++++ Record list ++++

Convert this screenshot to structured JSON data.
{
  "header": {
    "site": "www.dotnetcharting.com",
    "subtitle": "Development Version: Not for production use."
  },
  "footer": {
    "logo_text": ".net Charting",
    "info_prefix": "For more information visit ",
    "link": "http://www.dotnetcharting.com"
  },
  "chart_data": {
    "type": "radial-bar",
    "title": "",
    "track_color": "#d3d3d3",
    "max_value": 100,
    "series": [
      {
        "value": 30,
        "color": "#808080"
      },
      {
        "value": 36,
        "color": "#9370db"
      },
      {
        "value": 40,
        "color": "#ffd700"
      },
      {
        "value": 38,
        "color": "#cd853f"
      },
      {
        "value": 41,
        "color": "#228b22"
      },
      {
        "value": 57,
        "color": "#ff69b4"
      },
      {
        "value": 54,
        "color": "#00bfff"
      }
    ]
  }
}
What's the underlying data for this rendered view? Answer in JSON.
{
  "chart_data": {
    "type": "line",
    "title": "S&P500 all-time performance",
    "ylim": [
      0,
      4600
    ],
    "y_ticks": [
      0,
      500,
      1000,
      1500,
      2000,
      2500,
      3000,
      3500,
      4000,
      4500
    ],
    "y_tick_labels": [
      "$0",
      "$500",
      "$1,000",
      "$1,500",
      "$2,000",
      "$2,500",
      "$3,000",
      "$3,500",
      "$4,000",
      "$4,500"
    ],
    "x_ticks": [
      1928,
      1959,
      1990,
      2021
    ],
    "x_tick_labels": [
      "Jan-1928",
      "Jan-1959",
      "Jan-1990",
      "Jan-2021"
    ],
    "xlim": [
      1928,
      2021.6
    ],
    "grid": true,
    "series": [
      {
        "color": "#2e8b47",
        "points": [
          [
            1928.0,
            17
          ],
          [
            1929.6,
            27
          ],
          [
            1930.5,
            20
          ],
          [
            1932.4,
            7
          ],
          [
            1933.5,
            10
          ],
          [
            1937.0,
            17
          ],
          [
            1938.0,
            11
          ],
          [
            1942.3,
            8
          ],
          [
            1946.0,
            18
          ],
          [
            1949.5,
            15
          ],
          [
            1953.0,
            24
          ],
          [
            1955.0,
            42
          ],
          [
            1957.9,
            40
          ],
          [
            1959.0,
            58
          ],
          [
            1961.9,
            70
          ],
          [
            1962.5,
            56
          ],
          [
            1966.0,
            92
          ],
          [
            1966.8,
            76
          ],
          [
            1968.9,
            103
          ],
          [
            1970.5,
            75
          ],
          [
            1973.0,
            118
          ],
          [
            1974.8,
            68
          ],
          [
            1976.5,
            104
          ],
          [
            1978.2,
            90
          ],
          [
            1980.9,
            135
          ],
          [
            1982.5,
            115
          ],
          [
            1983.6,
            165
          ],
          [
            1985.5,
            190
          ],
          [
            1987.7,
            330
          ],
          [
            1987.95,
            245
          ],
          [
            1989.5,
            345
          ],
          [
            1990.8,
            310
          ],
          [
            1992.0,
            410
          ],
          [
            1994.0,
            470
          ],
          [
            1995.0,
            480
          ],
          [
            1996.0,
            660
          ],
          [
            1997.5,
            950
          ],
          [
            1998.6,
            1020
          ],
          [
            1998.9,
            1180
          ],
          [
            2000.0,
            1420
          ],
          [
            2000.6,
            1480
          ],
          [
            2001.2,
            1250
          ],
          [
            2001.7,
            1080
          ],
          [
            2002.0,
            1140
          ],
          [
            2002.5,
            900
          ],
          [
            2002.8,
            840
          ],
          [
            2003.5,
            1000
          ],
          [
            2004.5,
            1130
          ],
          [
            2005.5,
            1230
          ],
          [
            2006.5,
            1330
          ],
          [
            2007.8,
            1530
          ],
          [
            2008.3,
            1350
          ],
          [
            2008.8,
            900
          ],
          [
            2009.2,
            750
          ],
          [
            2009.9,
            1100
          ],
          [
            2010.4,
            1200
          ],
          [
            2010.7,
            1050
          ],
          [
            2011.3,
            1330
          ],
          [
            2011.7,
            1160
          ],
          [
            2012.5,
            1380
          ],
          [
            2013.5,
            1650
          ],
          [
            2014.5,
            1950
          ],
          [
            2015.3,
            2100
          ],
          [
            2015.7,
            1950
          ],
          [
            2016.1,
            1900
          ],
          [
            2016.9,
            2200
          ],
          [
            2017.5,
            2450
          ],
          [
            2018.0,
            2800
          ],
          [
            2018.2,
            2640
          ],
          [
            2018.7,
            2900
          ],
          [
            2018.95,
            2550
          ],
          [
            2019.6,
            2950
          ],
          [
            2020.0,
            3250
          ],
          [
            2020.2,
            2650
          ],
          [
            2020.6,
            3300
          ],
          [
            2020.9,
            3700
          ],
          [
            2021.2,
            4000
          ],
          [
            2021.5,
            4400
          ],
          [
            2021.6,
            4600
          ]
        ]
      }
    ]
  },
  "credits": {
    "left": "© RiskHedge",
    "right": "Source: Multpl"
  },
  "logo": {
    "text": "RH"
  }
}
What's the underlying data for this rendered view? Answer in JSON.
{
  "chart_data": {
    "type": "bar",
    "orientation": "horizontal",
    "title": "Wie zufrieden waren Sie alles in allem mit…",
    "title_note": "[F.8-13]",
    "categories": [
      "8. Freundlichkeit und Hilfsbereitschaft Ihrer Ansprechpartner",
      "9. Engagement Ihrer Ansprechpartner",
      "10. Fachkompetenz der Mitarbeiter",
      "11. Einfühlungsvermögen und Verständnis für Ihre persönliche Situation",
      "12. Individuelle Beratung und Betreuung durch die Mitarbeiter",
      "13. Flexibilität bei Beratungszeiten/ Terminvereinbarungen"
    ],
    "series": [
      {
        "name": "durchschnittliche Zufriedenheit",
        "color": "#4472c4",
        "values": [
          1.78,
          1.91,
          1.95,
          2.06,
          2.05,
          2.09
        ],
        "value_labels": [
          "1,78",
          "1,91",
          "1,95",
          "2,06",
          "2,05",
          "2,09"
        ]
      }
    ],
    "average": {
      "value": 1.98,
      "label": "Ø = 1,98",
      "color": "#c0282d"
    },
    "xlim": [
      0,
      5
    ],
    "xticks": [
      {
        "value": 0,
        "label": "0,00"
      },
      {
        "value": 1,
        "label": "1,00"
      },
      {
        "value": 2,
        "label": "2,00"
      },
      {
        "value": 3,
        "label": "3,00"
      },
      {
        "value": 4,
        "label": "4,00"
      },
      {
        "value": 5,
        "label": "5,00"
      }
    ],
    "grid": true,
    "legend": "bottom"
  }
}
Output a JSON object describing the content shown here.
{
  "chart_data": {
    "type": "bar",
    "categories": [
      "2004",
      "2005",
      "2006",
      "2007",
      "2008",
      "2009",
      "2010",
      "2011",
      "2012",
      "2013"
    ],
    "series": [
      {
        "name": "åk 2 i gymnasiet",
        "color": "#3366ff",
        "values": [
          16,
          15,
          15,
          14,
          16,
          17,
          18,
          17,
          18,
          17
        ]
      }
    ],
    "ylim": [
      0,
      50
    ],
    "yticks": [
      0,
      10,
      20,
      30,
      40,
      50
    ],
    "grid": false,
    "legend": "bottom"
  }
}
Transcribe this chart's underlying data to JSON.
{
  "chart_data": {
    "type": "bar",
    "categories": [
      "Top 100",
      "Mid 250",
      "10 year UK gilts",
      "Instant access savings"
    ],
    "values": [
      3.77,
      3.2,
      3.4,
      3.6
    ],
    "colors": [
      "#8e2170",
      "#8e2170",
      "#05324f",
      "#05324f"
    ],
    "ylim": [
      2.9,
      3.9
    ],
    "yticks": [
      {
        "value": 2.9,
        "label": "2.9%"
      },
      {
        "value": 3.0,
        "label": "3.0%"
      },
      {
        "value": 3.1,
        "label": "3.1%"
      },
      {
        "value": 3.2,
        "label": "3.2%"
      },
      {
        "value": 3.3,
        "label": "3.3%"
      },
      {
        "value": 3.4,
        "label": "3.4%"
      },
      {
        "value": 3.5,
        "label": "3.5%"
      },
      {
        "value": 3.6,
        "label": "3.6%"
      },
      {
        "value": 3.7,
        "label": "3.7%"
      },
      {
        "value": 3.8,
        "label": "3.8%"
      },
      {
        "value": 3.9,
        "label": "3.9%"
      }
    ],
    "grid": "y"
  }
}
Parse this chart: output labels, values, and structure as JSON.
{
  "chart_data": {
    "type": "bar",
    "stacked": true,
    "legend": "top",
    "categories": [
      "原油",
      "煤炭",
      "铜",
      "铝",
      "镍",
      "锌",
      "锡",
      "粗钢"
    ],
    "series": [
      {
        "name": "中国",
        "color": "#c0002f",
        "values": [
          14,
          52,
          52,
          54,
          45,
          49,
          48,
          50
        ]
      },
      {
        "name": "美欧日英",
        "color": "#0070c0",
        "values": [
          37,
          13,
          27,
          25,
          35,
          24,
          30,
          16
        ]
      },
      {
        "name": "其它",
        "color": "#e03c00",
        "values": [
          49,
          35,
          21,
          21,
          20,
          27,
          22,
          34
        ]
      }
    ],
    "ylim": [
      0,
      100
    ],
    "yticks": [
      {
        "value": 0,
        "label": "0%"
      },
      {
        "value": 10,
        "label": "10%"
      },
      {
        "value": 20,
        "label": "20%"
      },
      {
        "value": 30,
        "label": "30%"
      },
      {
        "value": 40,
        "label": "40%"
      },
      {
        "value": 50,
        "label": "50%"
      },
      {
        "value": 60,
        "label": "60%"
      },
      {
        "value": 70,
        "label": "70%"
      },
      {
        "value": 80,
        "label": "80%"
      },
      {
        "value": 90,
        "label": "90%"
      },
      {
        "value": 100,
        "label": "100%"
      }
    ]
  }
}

++++

What is required -> Scan the records above, count the lines with "grid" in them, and give only the number.

Written response -> 4